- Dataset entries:

--- --- ---

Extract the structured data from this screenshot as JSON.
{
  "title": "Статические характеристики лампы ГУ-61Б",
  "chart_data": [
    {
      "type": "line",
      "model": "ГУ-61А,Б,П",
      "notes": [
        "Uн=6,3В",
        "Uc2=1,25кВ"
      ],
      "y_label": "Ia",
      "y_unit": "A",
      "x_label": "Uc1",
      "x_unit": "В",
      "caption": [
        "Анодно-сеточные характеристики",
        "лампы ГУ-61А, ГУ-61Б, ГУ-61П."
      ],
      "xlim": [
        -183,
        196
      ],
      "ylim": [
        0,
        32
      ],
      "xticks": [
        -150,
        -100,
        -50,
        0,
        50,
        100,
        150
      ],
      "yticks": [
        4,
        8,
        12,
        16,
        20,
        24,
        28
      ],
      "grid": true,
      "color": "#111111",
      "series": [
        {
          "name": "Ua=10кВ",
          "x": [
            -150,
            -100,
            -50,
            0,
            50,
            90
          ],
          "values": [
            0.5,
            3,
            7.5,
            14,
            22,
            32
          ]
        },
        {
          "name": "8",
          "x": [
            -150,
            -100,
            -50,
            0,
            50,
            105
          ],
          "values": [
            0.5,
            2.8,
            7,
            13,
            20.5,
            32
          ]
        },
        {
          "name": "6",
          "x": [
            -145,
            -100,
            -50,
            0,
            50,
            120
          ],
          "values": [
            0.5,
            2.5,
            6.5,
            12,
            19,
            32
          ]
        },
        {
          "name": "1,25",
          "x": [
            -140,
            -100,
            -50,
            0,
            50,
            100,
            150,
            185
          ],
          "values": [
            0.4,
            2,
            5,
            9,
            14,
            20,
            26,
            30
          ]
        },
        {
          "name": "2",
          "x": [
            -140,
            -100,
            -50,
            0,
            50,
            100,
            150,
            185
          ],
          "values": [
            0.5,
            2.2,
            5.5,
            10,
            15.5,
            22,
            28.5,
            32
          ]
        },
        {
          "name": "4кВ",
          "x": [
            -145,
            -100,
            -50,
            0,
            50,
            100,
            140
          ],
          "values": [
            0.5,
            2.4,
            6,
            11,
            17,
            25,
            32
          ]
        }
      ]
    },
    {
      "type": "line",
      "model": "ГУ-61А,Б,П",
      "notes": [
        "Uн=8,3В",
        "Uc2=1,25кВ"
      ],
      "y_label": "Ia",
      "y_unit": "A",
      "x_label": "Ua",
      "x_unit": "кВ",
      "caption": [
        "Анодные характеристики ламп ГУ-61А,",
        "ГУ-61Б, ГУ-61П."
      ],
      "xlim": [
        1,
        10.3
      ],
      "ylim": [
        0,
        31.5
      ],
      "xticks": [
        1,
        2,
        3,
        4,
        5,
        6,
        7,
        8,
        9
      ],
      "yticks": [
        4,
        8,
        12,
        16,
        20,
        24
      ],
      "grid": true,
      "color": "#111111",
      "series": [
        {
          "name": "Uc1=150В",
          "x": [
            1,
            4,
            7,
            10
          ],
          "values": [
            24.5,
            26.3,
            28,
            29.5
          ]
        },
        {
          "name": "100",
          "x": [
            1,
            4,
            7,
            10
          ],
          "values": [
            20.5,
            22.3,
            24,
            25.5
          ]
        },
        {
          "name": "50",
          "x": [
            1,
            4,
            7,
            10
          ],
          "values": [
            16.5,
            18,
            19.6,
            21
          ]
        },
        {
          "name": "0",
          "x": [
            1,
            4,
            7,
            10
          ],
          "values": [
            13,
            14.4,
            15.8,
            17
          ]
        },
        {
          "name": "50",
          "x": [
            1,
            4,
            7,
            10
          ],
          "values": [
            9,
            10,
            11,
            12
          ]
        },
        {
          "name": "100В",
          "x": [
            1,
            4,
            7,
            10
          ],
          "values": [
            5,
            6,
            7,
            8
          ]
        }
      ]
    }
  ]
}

--- --- ---

- WHAT YOU HAVE TO DO:
Your task is to print the whole listing again exactly.

- ANSWER FOR THIS EXERCISE:
Extract the structured data from this screenshot as JSON.
{
  "title": "Статические характеристики лампы ГУ-61Б",
  "chart_data": [
    {
      "type": "line",
      "model": "ГУ-61А,Б,П",
      "notes": [
        "Uн=6,3В",
        "Uc2=1,25кВ"
      ],
      "y_label": "Ia",
      "y_unit": "A",
      "x_label": "Uc1",
      "x_unit": "В",
      "caption": [
        "Анодно-сеточные характеристики",
        "лампы ГУ-61А, ГУ-61Б, ГУ-61П."
      ],
      "xlim": [
        -183,
        196
      ],
      "ylim": [
        0,
        32
      ],
      "xticks": [
        -150,
        -100,
        -50,
        0,
        50,
        100,
        150
      ],
      "yticks": [
        4,
        8,
        12,
        16,
        20,
        24,
        28
      ],
      "grid": true,
      "color": "#111111",
      "series": [
        {
          "name": "Ua=10кВ",
          "x": [
            -150,
            -100,
            -50,
            0,
            50,
            90
          ],
          "values": [
            0.5,
            3,
            7.5,
            14,
            22,
            32
          ]
        },
        {
          "name": "8",
          "x": [
            -150,
            -100,
            -50,
            0,
            50,
            105
          ],
          "values": [
            0.5,
            2.8,
            7,
            13,
            20.5,
            32
          ]
        },
        {
          "name": "6",
          "x": [
            -145,
            -100,
            -50,
            0,
            50,
            120
          ],
          "values": [
            0.5,
            2.5,
            6.5,
            12,
            19,
            32
          ]
        },
        {
          "name": "1,25",
          "x": [
            -140,
            -100,
            -50,
            0,
            50,
            100,
            150,
            185
          ],
          "values": [
            0.4,
            2,
            5,
            9,
            14,
            20,
            26,
            30
          ]
        },
        {
          "name": "2",
          "x": [
            -140,
            -100,
            -50,
            0,
            50,
            100,
            150,
            185
          ],
          "values": [
            0.5,
            2.2,
            5.5,
            10,
            15.5,
            22,
            28.5,
            32
          ]
        },
        {
          "name": "4кВ",
          "x": [
            -145,
            -100,
            -50,
            0,
            50,
            100,
            140
          ],
          "values": [
            0.5,
            2.4,
            6,
            11,
            17,
            25,
            32
          ]
        }
      ]
    },
    {
      "type": "line",
      "model": "ГУ-61А,Б,П",
      "notes": [
        "Uн=8,3В",
        "Uc2=1,25кВ"
      ],
      "y_label": "Ia",
      "y_unit": "A",
      "x_label": "Ua",
      "x_unit": "кВ",
      "caption": [
        "Анодные характеристики ламп ГУ-61А,",
        "ГУ-61Б, ГУ-61П."
      ],
      "xlim": [
        1,
        10.3
      ],
      "ylim": [
        0,
        31.5
      ],
      "xticks": [
        1,
        2,
        3,
        4,
        5,
        6,
        7,
        8,
        9
      ],
      "yticks": [
        4,
        8,
        12,
        16,
        20,
        24
      ],
      "grid": true,
      "color": "#111111",
      "series": [
        {
          "name": "Uc1=150В",
          "x": [
            1,
            4,
            7,
            10
          ],
          "values": [
            24.5,
            26.3,
            28,
            29.5
          ]
        },
        {
          "name": "100",
          "x": [
            1,
            4,
            7,
            10
          ],
          "values": [
            20.5,
            22.3,
            24,
            25.5
          ]
        },
        {
          "name": "50",
          "x": [
            1,
            4,
            7,
            10
          ],
          "values": [
            16.5,
            18,
            19.6,
            21
          ]
        },
        {
          "name": "0",
          "x": [
            1,
            4,
            7,
            10
          ],
          "values": [
            13,
            14.4,
            15.8,
            17
          ]
        },
        {
          "name": "50",
          "x": [
            1,
            4,
            7,
            10
          ],
          "values": [
            9,
            10,
            11,
            12
          ]
        },
        {
          "name": "100В",
          "x": [
            1,
            4,
            7,
            10
          ],
          "values": [
            5,
            6,
            7,
            8
          ]
        }
      ]
    }
  ]
}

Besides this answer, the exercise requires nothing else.